[課題の目的]: 抜粋箇所のうち、「2021年9月に開催された第」から「授賞ポスターはこちら!」までの部分を、両端の語句も含めて一字一句違えずに抜き出してください。

[抜粋箇所]:
+++

2021年9月に開催された第52回オンライン大会で優秀発表賞(研究交流発表部門)を受賞された小宅由似さんからの投稿が届きました!高松市市街地に植栽されたクスノキの生育状況と生態系サービスの推定小宅由似(香川大学)
この度は、優秀発表賞(研究交流部門)を頂きまして光栄に存じます。発表に際し多くのご助力・ご助言を頂いた共同発表者の皆様に御礼申し上げます。また、討議期間中におきましては多くのご意見・ご示唆を頂き、ありがとうございました。
私を「緑化法面の植生のうつりかわり」の調査をやっている人と認識して頂いている方もいらっしゃると思います。が、昨年今年と市街地植栽ばかりを取り扱っていたためか、あ法面屋やめたの?と聞かれることが増えてきました。
個人的には一貫して「”いい森林”を増やしたい」という思いで研究しています。”いい森林”へのたどり着き方(Oyake et al. 2020)や作り方(小宅ほか 2018)、そもそも”いい森林”とは?(第52回日本緑化工学会大会 研究集会03「目標植生の置き方について考える」)などを考えていますが、最近「”いい森林”を維持/創出した方が良い」との考えは思っているほど世間一般には広まっていないのでは、と思うようになりました。
そこで、”いい森林”維持/創出すると何が良いのかを示す一環として、今回のような「樹木の生態系サービス評価」の研究を手掛けるようになった、というのが、街路樹や公園植栽を調査するようになったいきさつです。
前置きが長くなりましたが、今回の発表内容について紹介いたします。
授賞ポスターはこちら!
1.研究背景 高松駅東側から栗林公園を結ぶ幹線道路「中央通り」の中央分離帯には、かつて市民によってクスノキが植栽されました(「日本の道100選」研究会 2002)。しかしこのクスノキの樹高成長が悪く下枝が交通標識の視認性を下げることから、大型車運転手と並木景観を維持したい地元住民の間で「剪定論争」が約20年も続きました (竇ほか 2000)。その後、先立って学会賞(功績賞)を受賞されました増田拓朗先生(香川大学名誉教授)が中心となって行った土壌改良のかいあって、クスノキの樹高成長は改善傾向にあり(増田 2020)、現時点では「剪定論争」は下火となっています。
ここで私は、管理がおろそかになりクスノキの樹勢が弱れば「剪定論争」再燃のリスクがあるのではないか?と考えたのです。クスノキ並木景観保全に向けて更なる価値づけの必要がある、つまり最近手掛けている生態系サービス評価を試みる良い機会だと思いました。
そこで、2021年現在のクスノキの生育状況を調査し、新たな価値づけとして生態系サービス評価を試みることを今回の研究目的に設定しました。更に、管理差によってクスノキの生育状況・生態系サービスがどのように異なるのかを検討すべく、近隣にあるが管理状態の異なるクスノキ植栽もあわせて調査することにしました。

+++

元データ
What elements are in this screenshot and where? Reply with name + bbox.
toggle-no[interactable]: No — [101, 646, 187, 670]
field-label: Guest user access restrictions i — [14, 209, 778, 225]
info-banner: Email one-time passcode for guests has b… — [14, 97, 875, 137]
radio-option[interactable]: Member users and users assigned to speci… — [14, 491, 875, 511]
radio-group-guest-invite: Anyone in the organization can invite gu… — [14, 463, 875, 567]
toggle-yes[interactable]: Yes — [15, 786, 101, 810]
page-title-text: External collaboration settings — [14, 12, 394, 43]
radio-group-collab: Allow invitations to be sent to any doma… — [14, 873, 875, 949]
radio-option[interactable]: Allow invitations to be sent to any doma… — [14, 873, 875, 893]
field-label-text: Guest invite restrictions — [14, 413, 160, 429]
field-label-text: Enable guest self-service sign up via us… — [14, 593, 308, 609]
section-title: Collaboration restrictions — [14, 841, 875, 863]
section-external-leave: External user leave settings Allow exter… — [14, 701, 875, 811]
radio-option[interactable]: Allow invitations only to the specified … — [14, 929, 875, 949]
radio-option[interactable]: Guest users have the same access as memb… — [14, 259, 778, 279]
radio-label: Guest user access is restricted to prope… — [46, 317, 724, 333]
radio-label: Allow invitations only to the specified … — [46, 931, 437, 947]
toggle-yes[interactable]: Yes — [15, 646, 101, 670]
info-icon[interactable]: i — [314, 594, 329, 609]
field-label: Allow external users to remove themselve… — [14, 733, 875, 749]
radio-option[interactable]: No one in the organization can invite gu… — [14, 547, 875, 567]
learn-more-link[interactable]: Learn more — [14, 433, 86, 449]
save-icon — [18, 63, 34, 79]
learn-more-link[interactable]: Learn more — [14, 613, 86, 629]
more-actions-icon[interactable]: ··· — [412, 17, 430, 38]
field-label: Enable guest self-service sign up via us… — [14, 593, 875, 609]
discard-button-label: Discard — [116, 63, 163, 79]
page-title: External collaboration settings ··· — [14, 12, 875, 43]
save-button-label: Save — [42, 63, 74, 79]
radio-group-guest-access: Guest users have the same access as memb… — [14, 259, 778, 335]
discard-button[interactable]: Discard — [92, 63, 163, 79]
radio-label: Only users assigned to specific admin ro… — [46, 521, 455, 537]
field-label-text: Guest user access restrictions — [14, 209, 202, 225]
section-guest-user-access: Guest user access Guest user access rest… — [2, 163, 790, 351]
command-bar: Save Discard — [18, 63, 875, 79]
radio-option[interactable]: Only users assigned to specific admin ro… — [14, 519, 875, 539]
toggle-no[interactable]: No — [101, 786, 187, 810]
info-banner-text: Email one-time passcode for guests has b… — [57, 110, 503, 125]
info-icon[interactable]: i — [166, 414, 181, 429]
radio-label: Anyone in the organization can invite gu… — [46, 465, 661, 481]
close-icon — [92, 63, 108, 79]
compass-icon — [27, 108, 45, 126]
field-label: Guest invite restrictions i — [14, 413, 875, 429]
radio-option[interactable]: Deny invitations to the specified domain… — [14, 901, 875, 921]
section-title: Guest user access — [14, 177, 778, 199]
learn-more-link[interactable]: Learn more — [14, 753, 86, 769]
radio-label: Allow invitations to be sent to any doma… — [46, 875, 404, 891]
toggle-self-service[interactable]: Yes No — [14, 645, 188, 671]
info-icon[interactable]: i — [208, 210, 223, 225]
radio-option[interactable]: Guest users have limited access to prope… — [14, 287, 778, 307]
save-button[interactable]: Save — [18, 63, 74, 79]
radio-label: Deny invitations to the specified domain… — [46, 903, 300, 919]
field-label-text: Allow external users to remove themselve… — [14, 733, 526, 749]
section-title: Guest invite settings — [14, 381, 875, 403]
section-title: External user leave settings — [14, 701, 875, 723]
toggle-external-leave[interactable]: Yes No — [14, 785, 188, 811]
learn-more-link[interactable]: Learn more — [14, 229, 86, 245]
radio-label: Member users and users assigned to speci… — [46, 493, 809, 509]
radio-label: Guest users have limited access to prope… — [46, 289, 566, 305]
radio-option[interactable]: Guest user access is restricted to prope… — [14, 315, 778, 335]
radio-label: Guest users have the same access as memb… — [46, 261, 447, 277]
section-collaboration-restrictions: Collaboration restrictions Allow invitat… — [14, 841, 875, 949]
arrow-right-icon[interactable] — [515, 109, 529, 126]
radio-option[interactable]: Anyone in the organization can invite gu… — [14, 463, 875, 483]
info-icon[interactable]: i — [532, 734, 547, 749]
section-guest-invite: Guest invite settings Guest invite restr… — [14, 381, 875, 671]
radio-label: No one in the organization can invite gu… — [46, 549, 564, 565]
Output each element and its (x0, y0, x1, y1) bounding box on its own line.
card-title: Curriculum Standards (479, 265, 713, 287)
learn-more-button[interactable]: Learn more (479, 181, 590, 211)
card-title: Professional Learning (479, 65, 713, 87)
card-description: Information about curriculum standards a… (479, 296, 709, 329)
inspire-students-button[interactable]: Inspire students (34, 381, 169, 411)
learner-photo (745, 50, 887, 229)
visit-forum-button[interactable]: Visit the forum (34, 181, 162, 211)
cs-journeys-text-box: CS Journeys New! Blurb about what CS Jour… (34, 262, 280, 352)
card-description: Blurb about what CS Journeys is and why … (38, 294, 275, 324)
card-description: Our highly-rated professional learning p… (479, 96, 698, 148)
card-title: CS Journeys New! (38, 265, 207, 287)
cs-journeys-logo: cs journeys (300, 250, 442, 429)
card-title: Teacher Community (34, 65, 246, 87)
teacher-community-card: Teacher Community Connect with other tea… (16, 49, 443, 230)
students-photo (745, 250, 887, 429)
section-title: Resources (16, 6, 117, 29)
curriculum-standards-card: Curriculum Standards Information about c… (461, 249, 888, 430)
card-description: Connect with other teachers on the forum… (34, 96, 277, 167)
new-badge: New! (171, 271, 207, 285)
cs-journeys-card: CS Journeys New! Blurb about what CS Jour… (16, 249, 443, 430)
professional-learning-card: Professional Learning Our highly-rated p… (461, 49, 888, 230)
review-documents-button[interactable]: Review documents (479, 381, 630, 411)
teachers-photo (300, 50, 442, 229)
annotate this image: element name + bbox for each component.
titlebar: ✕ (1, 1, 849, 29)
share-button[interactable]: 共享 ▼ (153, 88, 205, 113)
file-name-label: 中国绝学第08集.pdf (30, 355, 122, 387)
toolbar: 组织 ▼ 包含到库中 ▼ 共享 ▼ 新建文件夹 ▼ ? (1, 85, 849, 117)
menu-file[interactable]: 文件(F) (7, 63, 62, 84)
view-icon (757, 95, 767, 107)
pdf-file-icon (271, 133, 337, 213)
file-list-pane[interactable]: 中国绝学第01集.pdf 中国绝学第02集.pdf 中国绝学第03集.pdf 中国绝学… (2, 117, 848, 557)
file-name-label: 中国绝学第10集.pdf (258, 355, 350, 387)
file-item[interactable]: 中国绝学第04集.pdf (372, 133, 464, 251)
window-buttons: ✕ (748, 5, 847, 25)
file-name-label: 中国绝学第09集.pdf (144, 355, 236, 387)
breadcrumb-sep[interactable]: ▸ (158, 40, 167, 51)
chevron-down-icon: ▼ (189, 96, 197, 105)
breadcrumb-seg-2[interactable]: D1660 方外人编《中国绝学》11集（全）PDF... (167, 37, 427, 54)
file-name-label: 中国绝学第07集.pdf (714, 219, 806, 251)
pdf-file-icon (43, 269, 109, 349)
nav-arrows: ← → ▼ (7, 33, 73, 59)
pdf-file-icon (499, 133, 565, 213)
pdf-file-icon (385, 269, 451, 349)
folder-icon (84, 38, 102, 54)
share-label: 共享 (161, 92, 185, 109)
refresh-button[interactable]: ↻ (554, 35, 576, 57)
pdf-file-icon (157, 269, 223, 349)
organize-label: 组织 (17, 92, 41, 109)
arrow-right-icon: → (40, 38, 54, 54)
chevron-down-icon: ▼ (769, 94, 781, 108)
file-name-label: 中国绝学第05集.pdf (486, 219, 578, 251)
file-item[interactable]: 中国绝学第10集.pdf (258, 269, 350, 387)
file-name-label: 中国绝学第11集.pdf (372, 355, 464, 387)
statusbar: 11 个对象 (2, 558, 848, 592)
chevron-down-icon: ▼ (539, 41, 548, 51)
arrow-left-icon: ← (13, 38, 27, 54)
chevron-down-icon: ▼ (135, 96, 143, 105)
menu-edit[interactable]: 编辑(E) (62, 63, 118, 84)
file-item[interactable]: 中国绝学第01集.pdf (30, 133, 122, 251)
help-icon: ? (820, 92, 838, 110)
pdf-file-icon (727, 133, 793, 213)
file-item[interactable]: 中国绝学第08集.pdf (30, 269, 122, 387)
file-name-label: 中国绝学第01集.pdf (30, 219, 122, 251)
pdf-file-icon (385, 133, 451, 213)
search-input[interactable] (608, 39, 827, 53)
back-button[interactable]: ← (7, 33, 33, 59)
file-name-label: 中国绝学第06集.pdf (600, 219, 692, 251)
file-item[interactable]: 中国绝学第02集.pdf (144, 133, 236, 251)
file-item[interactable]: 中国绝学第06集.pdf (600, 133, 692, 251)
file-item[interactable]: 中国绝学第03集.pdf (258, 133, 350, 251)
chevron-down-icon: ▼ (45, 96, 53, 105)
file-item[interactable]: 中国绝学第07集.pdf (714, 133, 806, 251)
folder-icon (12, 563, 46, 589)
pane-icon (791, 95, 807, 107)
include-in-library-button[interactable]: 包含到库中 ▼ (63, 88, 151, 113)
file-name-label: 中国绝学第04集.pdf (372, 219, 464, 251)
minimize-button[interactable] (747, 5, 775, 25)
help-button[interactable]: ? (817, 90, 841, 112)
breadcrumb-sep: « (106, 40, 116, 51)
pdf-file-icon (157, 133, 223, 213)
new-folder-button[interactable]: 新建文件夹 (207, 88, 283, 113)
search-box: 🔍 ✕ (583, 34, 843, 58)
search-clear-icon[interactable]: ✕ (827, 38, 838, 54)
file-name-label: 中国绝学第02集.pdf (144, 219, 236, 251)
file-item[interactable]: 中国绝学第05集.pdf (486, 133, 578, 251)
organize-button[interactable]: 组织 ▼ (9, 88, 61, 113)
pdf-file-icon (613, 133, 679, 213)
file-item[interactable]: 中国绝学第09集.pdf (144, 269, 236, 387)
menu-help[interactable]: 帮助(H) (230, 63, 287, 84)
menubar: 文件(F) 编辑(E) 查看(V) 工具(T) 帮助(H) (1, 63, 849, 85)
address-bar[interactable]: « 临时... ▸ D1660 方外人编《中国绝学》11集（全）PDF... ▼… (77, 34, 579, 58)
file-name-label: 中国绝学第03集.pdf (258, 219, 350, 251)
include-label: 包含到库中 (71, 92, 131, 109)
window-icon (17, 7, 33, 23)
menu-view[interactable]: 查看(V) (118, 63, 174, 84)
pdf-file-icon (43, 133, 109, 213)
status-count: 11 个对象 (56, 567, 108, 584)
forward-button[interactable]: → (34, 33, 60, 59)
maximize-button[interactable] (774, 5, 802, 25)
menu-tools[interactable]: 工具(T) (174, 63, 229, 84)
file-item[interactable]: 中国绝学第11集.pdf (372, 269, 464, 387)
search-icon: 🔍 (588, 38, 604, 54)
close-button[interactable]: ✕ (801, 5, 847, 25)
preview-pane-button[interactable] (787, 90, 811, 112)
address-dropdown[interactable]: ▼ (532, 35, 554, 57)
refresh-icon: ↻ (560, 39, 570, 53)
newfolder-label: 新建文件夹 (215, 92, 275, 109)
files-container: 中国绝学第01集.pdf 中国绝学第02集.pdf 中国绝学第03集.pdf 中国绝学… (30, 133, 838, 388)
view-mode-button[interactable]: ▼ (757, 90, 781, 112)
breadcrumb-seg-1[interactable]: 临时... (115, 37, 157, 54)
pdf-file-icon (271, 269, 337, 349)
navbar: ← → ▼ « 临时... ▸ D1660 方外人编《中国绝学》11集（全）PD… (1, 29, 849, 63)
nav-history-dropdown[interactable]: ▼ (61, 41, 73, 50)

+++

[以下の結果]:
2021年9月に開催された第52回オンライン大会で優秀発表賞(研究交流発表部門)を受賞された小宅由似さんからの投稿が届きました!高松市市街地に植栽されたクスノキの生育状況と生態系サービスの推定小宅由似(香川大学)
この度は、優秀発表賞(研究交流部門)を頂きまして光栄に存じます。発表に際し多くのご助力・ご助言を頂いた共同発表者の皆様に御礼申し上げます。また、討議期間中におきましては多くのご意見・ご示唆を頂き、ありがとうございました。
私を「緑化法面の植生のうつりかわり」の調査をやっている人と認識して頂いている方もいらっしゃると思います。が、昨年今年と市街地植栽ばかりを取り扱っていたためか、あ法面屋やめたの?と聞かれることが増えてきました。
個人的には一貫して「”いい森林”を増やしたい」という思いで研究しています。”いい森林”へのたどり着き方(Oyake et al. 2020)や作り方(小宅ほか 2018)、そもそも”いい森林”とは?(第52回日本緑化工学会大会 研究集会03「目標植生の置き方について考える」)などを考えていますが、最近「”いい森林”を維持/創出した方が良い」との考えは思っているほど世間一般には広まっていないのでは、と思うようになりました。
そこで、”いい森林”維持/創出すると何が良いのかを示す一環として、今回のような「樹木の生態系サービス評価」の研究を手掛けるようになった、というのが、街路樹や公園植栽を調査するようになったいきさつです。
前置きが長くなりましたが、今回の発表内容について紹介いたします。
授賞ポスターはこちら!